--- Start Data excerpts ---

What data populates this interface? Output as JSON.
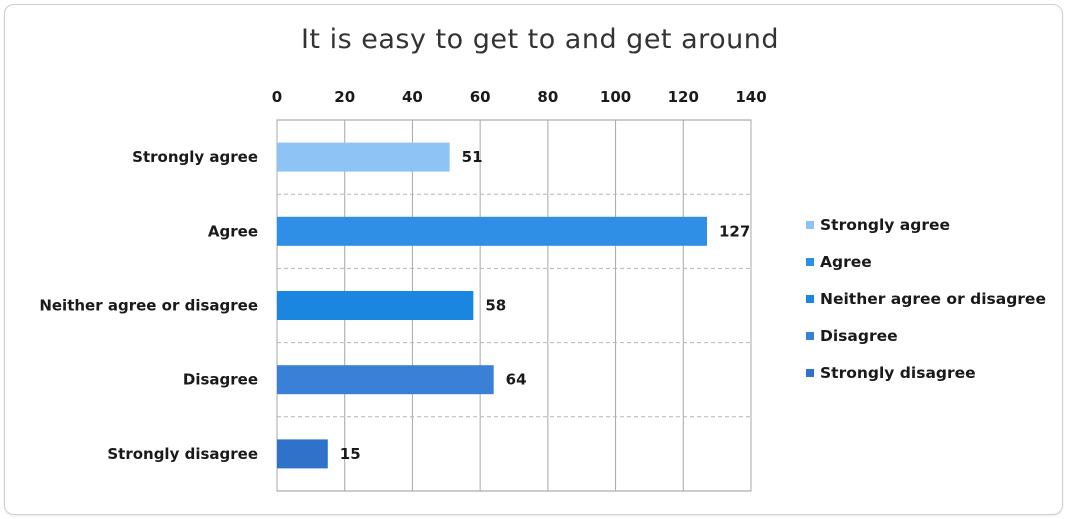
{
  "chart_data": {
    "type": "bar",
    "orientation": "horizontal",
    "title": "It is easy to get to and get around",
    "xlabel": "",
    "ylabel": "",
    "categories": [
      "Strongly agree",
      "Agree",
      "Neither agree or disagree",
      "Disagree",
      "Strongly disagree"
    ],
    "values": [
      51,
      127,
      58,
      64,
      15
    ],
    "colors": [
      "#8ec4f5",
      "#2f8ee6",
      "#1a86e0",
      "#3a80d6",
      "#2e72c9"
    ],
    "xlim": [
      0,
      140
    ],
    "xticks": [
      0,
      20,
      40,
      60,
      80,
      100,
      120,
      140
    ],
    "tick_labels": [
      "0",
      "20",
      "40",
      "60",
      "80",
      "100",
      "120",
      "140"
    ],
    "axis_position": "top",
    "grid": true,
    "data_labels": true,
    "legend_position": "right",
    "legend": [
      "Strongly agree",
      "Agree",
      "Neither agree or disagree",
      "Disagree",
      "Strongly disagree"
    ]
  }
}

--- End Data excerpts ---

**Written instruction**
Output the material word for word, omitting its pictures.

**Final result**
What data populates this interface? Output as JSON.
{
  "chart_data": {
    "type": "bar",
    "orientation": "horizontal",
    "title": "It is easy to get to and get around",
    "xlabel": "",
    "ylabel": "",
    "categories": [
      "Strongly agree",
      "Agree",
      "Neither agree or disagree",
      "Disagree",
      "Strongly disagree"
    ],
    "values": [
      51,
      127,
      58,
      64,
      15
    ],
    "colors": [
      "#8ec4f5",
      "#2f8ee6",
      "#1a86e0",
      "#3a80d6",
      "#2e72c9"
    ],
    "xlim": [
      0,
      140
    ],
    "xticks": [
      0,
      20,
      40,
      60,
      80,
      100,
      120,
      140
    ],
    "tick_labels": [
      "0",
      "20",
      "40",
      "60",
      "80",
      "100",
      "120",
      "140"
    ],
    "axis_position": "top",
    "grid": true,
    "data_labels": true,
    "legend_position": "right",
    "legend": [
      "Strongly agree",
      "Agree",
      "Neither agree or disagree",
      "Disagree",
      "Strongly disagree"
    ]
  }
}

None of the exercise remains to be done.